• **Brief**
Can you transcribe every record below exactly as it appears?

• **Collected data entries**
╭──
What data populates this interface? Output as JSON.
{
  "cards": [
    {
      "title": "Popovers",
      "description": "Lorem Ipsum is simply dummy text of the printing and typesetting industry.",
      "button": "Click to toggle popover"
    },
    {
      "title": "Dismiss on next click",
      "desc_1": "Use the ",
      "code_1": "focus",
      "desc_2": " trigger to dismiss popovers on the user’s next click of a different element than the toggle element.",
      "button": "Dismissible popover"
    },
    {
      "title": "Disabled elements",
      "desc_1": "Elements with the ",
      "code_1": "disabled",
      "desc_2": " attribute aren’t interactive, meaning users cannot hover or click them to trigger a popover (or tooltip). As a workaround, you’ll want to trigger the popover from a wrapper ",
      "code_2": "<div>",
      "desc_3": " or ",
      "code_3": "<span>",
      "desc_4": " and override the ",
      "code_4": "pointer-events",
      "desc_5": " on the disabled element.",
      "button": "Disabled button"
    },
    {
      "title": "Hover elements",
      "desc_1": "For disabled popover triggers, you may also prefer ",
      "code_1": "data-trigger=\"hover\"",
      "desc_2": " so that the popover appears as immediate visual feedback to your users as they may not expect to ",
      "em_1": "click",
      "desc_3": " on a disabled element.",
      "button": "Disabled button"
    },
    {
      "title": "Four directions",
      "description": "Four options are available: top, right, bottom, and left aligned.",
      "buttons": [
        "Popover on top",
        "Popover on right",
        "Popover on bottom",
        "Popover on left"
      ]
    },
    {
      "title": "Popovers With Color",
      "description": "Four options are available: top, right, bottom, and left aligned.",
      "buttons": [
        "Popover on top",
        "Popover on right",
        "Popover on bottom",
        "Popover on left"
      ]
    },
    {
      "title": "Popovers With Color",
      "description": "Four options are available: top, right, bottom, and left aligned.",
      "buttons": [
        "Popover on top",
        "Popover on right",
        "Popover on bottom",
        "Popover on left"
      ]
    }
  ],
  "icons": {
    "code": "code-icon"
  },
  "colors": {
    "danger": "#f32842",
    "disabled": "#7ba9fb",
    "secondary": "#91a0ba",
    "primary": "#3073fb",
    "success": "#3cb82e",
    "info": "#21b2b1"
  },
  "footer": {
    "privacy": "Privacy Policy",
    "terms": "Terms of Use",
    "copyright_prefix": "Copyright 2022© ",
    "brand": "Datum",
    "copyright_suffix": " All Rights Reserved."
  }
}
╰──
• **Exercise solution**
What data populates this interface? Output as JSON.
{
  "cards": [
    {
      "title": "Popovers",
      "description": "Lorem Ipsum is simply dummy text of the printing and typesetting industry.",
      "button": "Click to toggle popover"
    },
    {
      "title": "Dismiss on next click",
      "desc_1": "Use the ",
      "code_1": "focus",
      "desc_2": " trigger to dismiss popovers on the user’s next click of a different element than the toggle element.",
      "button": "Dismissible popover"
    },
    {
      "title": "Disabled elements",
      "desc_1": "Elements with the ",
      "code_1": "disabled",
      "desc_2": " attribute aren’t interactive, meaning users cannot hover or click them to trigger a popover (or tooltip). As a workaround, you’ll want to trigger the popover from a wrapper ",
      "code_2": "<div>",
      "desc_3": " or ",
      "code_3": "<span>",
      "desc_4": " and override the ",
      "code_4": "pointer-events",
      "desc_5": " on the disabled element.",
      "button": "Disabled button"
    },
    {
      "title": "Hover elements",
      "desc_1": "For disabled popover triggers, you may also prefer ",
      "code_1": "data-trigger=\"hover\"",
      "desc_2": " so that the popover appears as immediate visual feedback to your users as they may not expect to ",
      "em_1": "click",
      "desc_3": " on a disabled element.",
      "button": "Disabled button"
    },
    {
      "title": "Four directions",
      "description": "Four options are available: top, right, bottom, and left aligned.",
      "buttons": [
        "Popover on top",
        "Popover on right",
        "Popover on bottom",
        "Popover on left"
      ]
    },
    {
      "title": "Popovers With Color",
      "description": "Four options are available: top, right, bottom, and left aligned.",
      "buttons": [
        "Popover on top",
        "Popover on right",
        "Popover on bottom",
        "Popover on left"
      ]
    },
    {
      "title": "Popovers With Color",
      "description": "Four options are available: top, right, bottom, and left aligned.",
      "buttons": [
        "Popover on top",
        "Popover on right",
        "Popover on bottom",
        "Popover on left"
      ]
    }
  ],
  "icons": {
    "code": "code-icon"
  },
  "colors": {
    "danger": "#f32842",
    "disabled": "#7ba9fb",
    "secondary": "#91a0ba",
    "primary": "#3073fb",
    "success": "#3cb82e",
    "info": "#21b2b1"
  },
  "footer": {
    "privacy": "Privacy Policy",
    "terms": "Terms of Use",
    "copyright_prefix": "Copyright 2022© ",
    "brand": "Datum",
    "copyright_suffix": " All Rights Reserved."
  }
}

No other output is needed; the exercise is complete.